** REQUEST **
Copy out the data below word for word, keeping every line as it stands but leaving out the pictures.
====== RECORDS PROVIDED
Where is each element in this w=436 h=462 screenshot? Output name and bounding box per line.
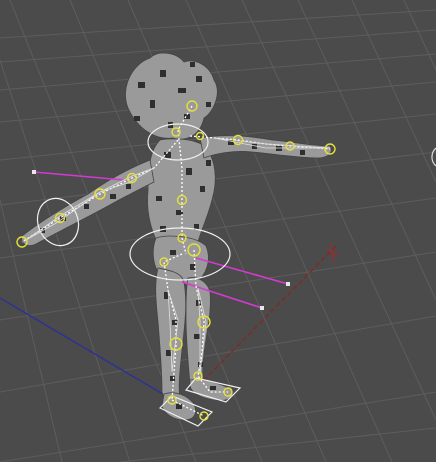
viewport-canvas[interactable] xyxy=(0,0,436,462)
viewport-edge-gizmo-icon xyxy=(431,147,436,167)
joint-foot-l-icon xyxy=(199,411,209,421)
3d-viewport[interactable] xyxy=(0,0,436,462)
x-axis-line xyxy=(199,245,337,385)
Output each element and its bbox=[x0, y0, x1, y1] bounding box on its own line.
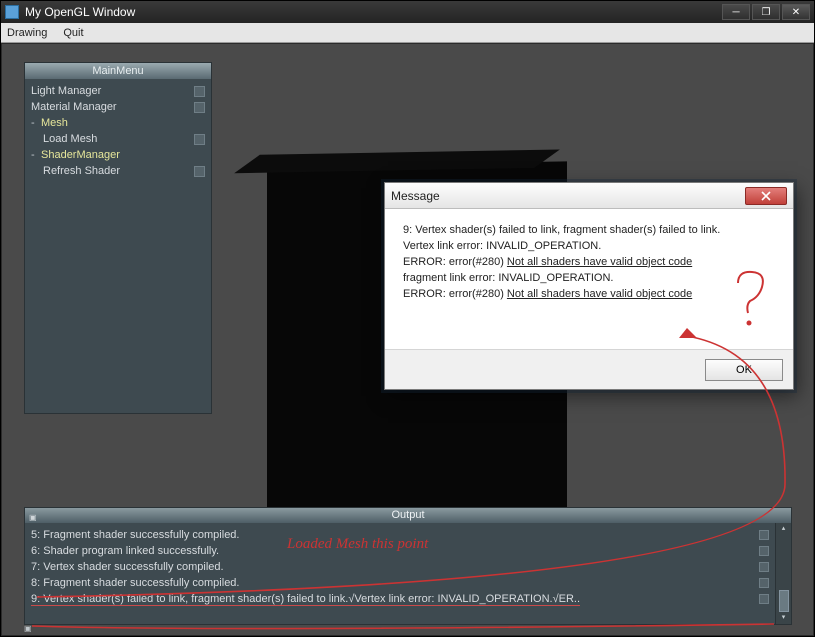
============
** REPLY **
Where is each element in this w=436 h=462 screenshot? Output name and bounding box per line.
viewport-canvas[interactable] xyxy=(0,0,436,462)
viewport-edge-gizmo-icon xyxy=(431,147,436,167)
joint-foot-l-icon xyxy=(199,411,209,421)
3d-viewport[interactable] xyxy=(0,0,436,462)
x-axis-line xyxy=(199,245,337,385)
Output each element and its bbox=[x0, y0, x1, y1] bounding box on its own line.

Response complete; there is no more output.